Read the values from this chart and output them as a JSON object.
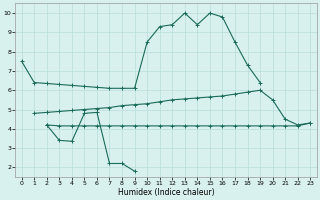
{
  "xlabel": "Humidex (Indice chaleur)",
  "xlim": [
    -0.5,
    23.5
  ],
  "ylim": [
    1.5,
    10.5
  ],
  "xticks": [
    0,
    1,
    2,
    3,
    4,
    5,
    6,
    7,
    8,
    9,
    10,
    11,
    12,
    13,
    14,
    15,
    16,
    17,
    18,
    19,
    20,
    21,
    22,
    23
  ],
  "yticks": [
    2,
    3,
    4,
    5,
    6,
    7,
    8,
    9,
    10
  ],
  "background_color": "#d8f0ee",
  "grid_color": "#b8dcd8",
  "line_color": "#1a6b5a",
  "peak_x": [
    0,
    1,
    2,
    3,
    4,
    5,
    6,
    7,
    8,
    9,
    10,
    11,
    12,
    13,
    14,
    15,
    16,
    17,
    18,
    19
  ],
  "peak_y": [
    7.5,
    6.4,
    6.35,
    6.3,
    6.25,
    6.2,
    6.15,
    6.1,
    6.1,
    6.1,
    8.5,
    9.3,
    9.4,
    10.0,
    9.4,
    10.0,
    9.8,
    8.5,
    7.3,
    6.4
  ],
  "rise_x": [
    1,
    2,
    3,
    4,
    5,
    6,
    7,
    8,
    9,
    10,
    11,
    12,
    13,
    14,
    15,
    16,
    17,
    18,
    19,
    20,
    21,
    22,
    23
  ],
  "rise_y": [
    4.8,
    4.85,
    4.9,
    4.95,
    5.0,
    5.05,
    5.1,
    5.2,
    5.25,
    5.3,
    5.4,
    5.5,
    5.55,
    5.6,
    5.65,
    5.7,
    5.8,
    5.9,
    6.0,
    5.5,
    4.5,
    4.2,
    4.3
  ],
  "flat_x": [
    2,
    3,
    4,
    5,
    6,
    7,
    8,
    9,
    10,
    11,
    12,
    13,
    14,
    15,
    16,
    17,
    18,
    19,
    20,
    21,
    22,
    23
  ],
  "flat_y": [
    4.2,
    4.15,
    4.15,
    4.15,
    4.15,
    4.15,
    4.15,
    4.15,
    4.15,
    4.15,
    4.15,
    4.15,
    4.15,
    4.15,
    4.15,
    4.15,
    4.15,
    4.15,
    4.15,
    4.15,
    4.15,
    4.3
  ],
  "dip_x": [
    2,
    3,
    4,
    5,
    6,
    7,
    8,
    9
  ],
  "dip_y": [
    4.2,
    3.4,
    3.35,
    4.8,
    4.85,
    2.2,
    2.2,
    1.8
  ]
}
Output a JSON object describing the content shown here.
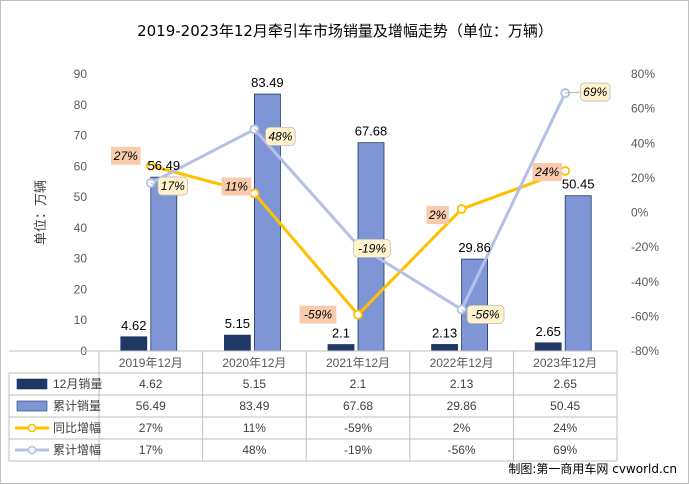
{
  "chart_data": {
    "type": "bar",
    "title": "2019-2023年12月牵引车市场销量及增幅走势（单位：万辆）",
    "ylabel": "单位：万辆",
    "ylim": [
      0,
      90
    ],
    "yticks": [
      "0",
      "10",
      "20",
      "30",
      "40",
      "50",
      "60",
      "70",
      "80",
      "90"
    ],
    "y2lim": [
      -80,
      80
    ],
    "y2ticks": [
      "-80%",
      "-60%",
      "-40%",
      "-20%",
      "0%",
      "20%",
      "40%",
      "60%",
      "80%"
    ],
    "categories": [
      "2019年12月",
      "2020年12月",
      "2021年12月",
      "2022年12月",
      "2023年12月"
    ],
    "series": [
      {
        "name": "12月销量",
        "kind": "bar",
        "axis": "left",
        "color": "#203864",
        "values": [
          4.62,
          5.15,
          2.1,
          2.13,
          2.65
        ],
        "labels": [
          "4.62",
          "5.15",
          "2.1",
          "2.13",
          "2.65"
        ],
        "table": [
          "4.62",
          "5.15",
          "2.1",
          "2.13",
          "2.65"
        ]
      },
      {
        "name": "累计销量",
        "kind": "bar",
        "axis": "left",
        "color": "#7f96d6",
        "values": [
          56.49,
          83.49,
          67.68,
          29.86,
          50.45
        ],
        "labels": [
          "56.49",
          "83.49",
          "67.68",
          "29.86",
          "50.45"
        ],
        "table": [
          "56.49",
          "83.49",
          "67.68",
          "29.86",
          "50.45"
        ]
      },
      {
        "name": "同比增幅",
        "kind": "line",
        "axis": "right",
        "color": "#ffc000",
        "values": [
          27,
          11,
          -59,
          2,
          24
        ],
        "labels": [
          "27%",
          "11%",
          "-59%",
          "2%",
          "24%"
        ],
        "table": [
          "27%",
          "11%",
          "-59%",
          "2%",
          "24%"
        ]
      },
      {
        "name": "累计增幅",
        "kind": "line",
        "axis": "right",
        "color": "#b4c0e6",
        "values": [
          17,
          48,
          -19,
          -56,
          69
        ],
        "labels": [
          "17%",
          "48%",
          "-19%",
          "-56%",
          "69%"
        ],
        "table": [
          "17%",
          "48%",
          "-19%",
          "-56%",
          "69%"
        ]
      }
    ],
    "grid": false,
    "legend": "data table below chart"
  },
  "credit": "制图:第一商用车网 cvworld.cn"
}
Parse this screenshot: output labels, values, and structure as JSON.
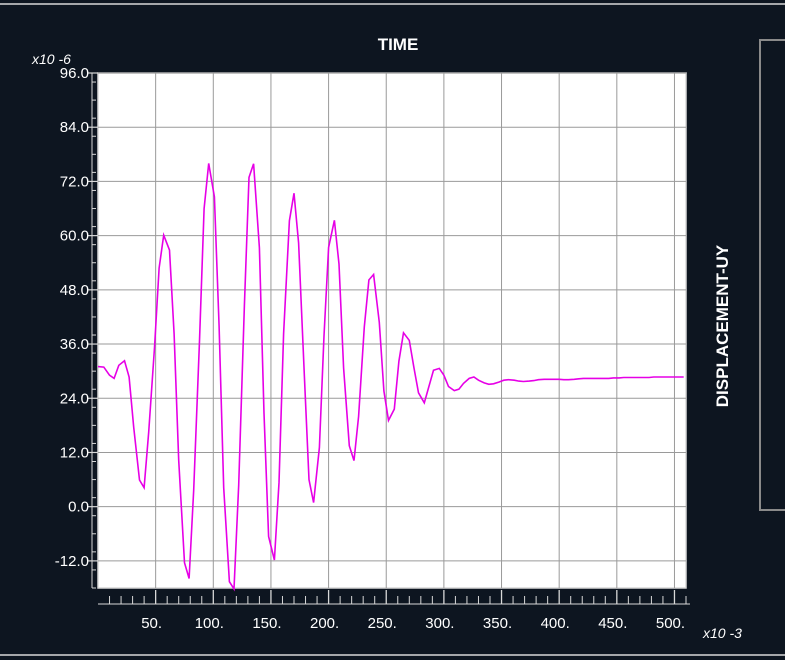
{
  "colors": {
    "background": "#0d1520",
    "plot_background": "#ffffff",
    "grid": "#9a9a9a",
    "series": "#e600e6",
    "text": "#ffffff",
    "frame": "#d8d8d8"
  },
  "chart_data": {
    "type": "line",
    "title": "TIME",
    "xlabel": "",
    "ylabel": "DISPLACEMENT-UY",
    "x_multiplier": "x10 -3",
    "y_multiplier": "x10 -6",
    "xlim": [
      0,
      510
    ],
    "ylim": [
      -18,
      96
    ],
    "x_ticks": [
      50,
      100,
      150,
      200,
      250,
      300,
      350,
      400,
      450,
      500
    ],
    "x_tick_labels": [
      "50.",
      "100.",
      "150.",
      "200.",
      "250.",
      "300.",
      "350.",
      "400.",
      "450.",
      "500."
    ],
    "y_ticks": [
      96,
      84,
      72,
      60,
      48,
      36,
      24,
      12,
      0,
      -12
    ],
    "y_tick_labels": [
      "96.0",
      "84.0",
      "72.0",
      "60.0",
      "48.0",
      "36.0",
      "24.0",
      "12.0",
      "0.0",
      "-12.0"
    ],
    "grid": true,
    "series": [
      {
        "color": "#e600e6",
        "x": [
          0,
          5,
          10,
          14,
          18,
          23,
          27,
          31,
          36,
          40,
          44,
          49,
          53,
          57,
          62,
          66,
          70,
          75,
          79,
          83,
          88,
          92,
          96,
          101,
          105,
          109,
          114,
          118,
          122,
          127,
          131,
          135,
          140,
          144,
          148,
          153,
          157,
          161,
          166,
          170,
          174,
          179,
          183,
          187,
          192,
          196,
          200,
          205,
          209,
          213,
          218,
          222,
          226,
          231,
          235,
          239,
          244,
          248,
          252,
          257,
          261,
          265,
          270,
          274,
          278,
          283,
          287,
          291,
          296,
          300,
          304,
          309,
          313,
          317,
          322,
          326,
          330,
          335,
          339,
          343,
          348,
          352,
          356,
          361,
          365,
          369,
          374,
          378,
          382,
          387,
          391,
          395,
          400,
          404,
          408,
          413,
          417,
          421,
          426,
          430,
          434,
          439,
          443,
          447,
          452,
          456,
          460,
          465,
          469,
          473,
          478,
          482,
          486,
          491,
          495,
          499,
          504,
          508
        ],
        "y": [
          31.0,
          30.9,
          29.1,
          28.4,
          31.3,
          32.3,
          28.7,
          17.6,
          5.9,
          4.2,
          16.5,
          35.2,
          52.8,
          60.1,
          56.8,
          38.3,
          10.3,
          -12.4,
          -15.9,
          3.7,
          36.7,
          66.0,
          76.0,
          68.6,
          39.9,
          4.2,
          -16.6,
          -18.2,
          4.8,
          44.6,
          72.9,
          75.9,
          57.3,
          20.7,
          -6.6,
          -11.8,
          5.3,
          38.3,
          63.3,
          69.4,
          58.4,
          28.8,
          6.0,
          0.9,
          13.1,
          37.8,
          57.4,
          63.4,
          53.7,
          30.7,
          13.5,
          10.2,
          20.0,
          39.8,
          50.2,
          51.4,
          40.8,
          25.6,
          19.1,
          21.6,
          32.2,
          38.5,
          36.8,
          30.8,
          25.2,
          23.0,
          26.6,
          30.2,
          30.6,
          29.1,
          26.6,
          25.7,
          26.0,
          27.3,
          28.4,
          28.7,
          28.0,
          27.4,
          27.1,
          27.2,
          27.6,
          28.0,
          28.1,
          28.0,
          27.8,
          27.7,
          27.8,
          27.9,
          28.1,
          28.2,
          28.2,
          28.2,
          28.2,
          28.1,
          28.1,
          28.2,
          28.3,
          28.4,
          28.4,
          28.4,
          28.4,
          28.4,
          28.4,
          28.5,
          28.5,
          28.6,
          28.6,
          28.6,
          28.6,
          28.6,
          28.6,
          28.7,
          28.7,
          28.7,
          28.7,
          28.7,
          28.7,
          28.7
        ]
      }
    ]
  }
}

============================================================

**Exercise instructions**. Scan the data above and copy every line with "ffffff" in it.

**Right answer**.
    "plot_background": "#ffffff",
    "text": "#ffffff",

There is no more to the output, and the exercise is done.